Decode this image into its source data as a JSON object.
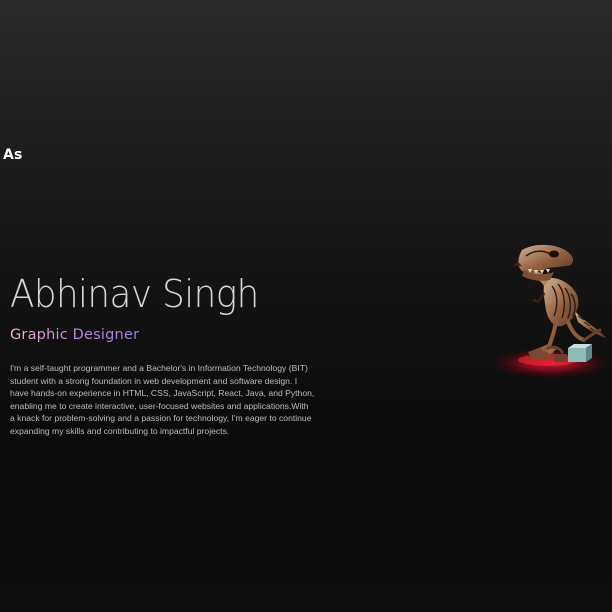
{
  "logo": {
    "text": "As"
  },
  "hero": {
    "name": "Abhinav Singh",
    "role": "Graphic Designer",
    "bio": "I'm a self-taught programmer and a Bachelor's in Information Technology (BIT) student with a strong foundation in web development and software design. I have hands-on experience in HTML, CSS, JavaScript, React, Java, and Python, enabling me to create interactive, user-focused websites and applications.With a knack for problem-solving and a passion for technology, I'm eager to continue expanding my skills and contributing to impactful projects."
  },
  "model": {
    "icon": "dinosaur-skeleton-icon",
    "colors": {
      "bone": "#8a5a3c",
      "bone_light": "#c9a58a",
      "glow": "#d4102a",
      "block": "#8fbab8"
    }
  }
}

━━━━━━━━

The task: Transcribe the preceding listing in its entirety and with exact wording, leaving out pictures.

Full response:
Decode this image into its source data as a JSON object.
{
  "logo": {
    "text": "As"
  },
  "hero": {
    "name": "Abhinav Singh",
    "role": "Graphic Designer",
    "bio": "I'm a self-taught programmer and a Bachelor's in Information Technology (BIT) student with a strong foundation in web development and software design. I have hands-on experience in HTML, CSS, JavaScript, React, Java, and Python, enabling me to create interactive, user-focused websites and applications.With a knack for problem-solving and a passion for technology, I'm eager to continue expanding my skills and contributing to impactful projects."
  },
  "model": {
    "icon": "dinosaur-skeleton-icon",
    "colors": {
      "bone": "#8a5a3c",
      "bone_light": "#c9a58a",
      "glow": "#d4102a",
      "block": "#8fbab8"
    }
  }
}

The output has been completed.